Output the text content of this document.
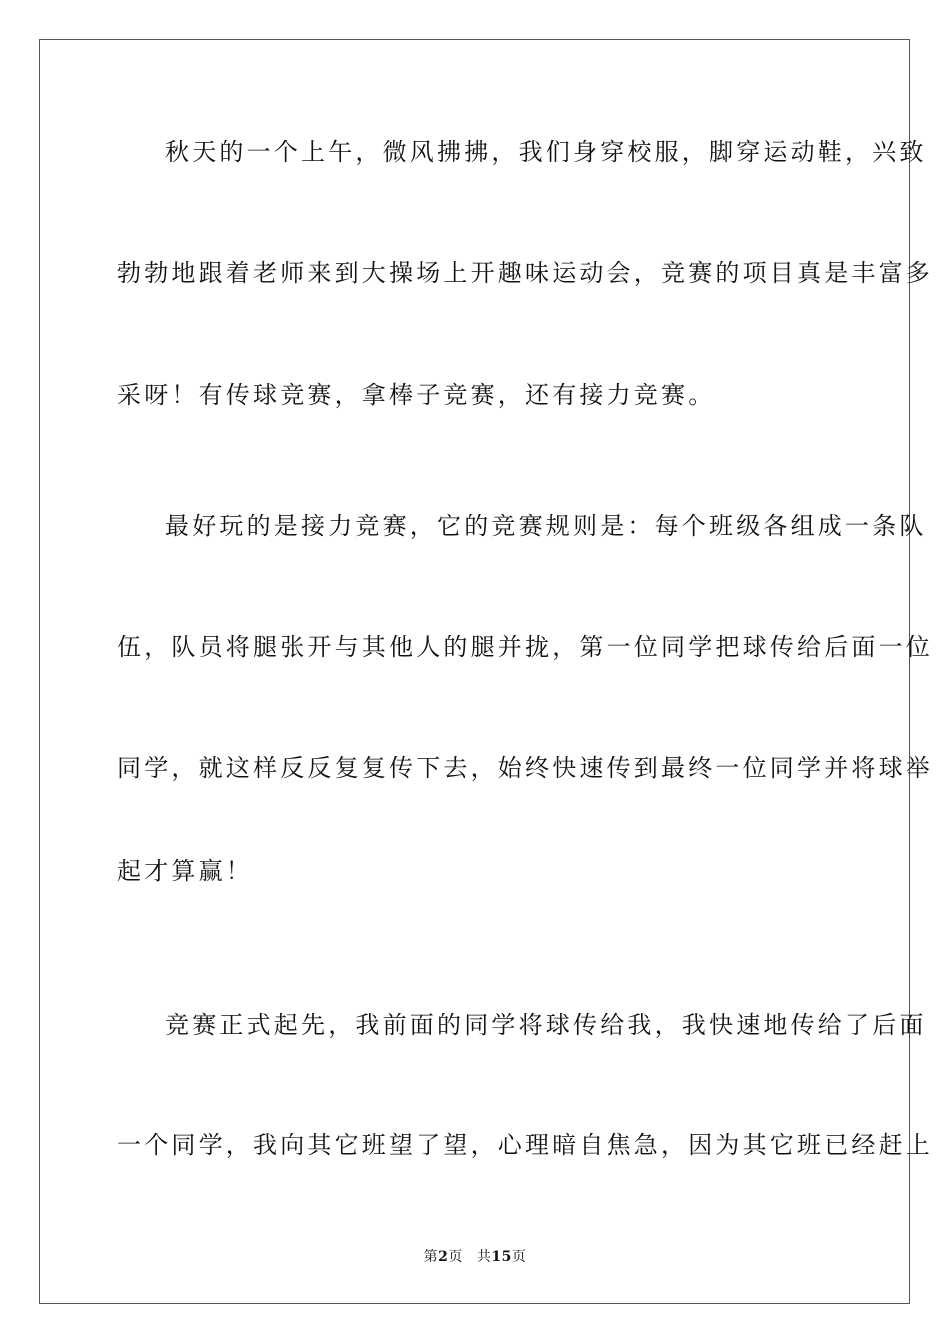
秋天的一个上午，微风拂拂，我们身穿校服，脚穿运动鞋，兴致
勃勃地跟着老师来到大操场上开趣味运动会，竞赛的项目真是丰富多
采呀！有传球竞赛，拿棒子竞赛，还有接力竞赛。
最好玩的是接力竞赛，它的竞赛规则是：每个班级各组成一条队
伍，队员将腿张开与其他人的腿并拢，第一位同学把球传给后面一位
同学，就这样反反复复传下去，始终快速传到最终一位同学并将球举
起才算赢！
竞赛正式起先，我前面的同学将球传给我，我快速地传给了后面
一个同学，我向其它班望了望，心理暗自焦急，因为其它班已经赶上
第2页 共15页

====================

Leave the pictures out and output the rest of the listing exactly.

Output the text content of this document.
秋天的一个上午，微风拂拂，我们身穿校服，脚穿运动鞋，兴致
勃勃地跟着老师来到大操场上开趣味运动会，竞赛的项目真是丰富多
采呀！有传球竞赛，拿棒子竞赛，还有接力竞赛。
最好玩的是接力竞赛，它的竞赛规则是：每个班级各组成一条队
伍，队员将腿张开与其他人的腿并拢，第一位同学把球传给后面一位
同学，就这样反反复复传下去，始终快速传到最终一位同学并将球举
起才算赢！
竞赛正式起先，我前面的同学将球传给我，我快速地传给了后面
一个同学，我向其它班望了望，心理暗自焦急，因为其它班已经赶上
第2页 共15页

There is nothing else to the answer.